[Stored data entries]
────────

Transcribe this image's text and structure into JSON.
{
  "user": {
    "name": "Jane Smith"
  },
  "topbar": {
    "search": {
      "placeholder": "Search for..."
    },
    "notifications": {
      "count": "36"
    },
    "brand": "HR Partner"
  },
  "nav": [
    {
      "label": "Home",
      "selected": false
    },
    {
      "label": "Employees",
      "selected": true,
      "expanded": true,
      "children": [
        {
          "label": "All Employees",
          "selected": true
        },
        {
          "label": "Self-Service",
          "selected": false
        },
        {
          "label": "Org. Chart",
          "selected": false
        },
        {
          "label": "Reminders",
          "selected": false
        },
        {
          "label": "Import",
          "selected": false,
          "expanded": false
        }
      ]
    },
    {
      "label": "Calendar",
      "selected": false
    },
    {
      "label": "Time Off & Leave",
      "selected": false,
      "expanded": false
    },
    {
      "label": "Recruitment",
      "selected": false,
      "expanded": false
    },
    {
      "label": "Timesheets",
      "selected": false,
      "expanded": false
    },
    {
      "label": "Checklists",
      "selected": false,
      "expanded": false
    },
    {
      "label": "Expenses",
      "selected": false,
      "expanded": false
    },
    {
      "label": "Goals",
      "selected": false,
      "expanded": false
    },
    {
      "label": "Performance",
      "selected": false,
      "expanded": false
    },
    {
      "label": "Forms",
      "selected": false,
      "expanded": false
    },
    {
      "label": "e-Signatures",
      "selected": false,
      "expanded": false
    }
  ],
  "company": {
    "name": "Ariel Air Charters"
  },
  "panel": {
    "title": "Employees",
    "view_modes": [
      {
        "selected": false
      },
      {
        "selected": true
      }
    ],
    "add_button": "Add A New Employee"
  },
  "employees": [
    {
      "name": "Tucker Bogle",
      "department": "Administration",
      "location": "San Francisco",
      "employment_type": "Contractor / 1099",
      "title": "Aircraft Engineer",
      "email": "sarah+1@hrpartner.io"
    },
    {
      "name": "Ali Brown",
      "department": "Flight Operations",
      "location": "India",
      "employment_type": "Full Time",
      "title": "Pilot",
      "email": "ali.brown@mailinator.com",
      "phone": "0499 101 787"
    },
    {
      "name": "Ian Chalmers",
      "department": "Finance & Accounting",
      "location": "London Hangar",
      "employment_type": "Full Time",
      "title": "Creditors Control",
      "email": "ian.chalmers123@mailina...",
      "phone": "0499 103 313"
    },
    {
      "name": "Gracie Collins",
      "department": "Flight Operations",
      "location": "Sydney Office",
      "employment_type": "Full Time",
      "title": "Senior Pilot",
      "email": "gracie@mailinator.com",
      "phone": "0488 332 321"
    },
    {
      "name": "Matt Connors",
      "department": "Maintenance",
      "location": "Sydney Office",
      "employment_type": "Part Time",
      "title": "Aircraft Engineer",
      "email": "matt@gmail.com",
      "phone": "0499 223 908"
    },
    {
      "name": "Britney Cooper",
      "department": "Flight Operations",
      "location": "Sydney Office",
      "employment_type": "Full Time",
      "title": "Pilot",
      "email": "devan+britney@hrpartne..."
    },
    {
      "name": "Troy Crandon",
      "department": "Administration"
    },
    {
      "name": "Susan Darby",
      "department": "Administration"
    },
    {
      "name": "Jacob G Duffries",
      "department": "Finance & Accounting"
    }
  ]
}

────────

Problem:
Take the listing above and set it down exactly.

Result:
Transcribe this image's text and structure into JSON.
{
  "user": {
    "name": "Jane Smith"
  },
  "topbar": {
    "search": {
      "placeholder": "Search for..."
    },
    "notifications": {
      "count": "36"
    },
    "brand": "HR Partner"
  },
  "nav": [
    {
      "label": "Home",
      "selected": false
    },
    {
      "label": "Employees",
      "selected": true,
      "expanded": true,
      "children": [
        {
          "label": "All Employees",
          "selected": true
        },
        {
          "label": "Self-Service",
          "selected": false
        },
        {
          "label": "Org. Chart",
          "selected": false
        },
        {
          "label": "Reminders",
          "selected": false
        },
        {
          "label": "Import",
          "selected": false,
          "expanded": false
        }
      ]
    },
    {
      "label": "Calendar",
      "selected": false
    },
    {
      "label": "Time Off & Leave",
      "selected": false,
      "expanded": false
    },
    {
      "label": "Recruitment",
      "selected": false,
      "expanded": false
    },
    {
      "label": "Timesheets",
      "selected": false,
      "expanded": false
    },
    {
      "label": "Checklists",
      "selected": false,
      "expanded": false
    },
    {
      "label": "Expenses",
      "selected": false,
      "expanded": false
    },
    {
      "label": "Goals",
      "selected": false,
      "expanded": false
    },
    {
      "label": "Performance",
      "selected": false,
      "expanded": false
    },
    {
      "label": "Forms",
      "selected": false,
      "expanded": false
    },
    {
      "label": "e-Signatures",
      "selected": false,
      "expanded": false
    }
  ],
  "company": {
    "name": "Ariel Air Charters"
  },
  "panel": {
    "title": "Employees",
    "view_modes": [
      {
        "selected": false
      },
      {
        "selected": true
      }
    ],
    "add_button": "Add A New Employee"
  },
  "employees": [
    {
      "name": "Tucker Bogle",
      "department": "Administration",
      "location": "San Francisco",
      "employment_type": "Contractor / 1099",
      "title": "Aircraft Engineer",
      "email": "sarah+1@hrpartner.io"
    },
    {
      "name": "Ali Brown",
      "department": "Flight Operations",
      "location": "India",
      "employment_type": "Full Time",
      "title": "Pilot",
      "email": "ali.brown@mailinator.com",
      "phone": "0499 101 787"
    },
    {
      "name": "Ian Chalmers",
      "department": "Finance & Accounting",
      "location": "London Hangar",
      "employment_type": "Full Time",
      "title": "Creditors Control",
      "email": "ian.chalmers123@mailina...",
      "phone": "0499 103 313"
    },
    {
      "name": "Gracie Collins",
      "department": "Flight Operations",
      "location": "Sydney Office",
      "employment_type": "Full Time",
      "title": "Senior Pilot",
      "email": "gracie@mailinator.com",
      "phone": "0488 332 321"
    },
    {
      "name": "Matt Connors",
      "department": "Maintenance",
      "location": "Sydney Office",
      "employment_type": "Part Time",
      "title": "Aircraft Engineer",
      "email": "matt@gmail.com",
      "phone": "0499 223 908"
    },
    {
      "name": "Britney Cooper",
      "department": "Flight Operations",
      "location": "Sydney Office",
      "employment_type": "Full Time",
      "title": "Pilot",
      "email": "devan+britney@hrpartne..."
    },
    {
      "name": "Troy Crandon",
      "department": "Administration"
    },
    {
      "name": "Susan Darby",
      "department": "Administration"
    },
    {
      "name": "Jacob G Duffries",
      "department": "Finance & Accounting"
    }
  ]
}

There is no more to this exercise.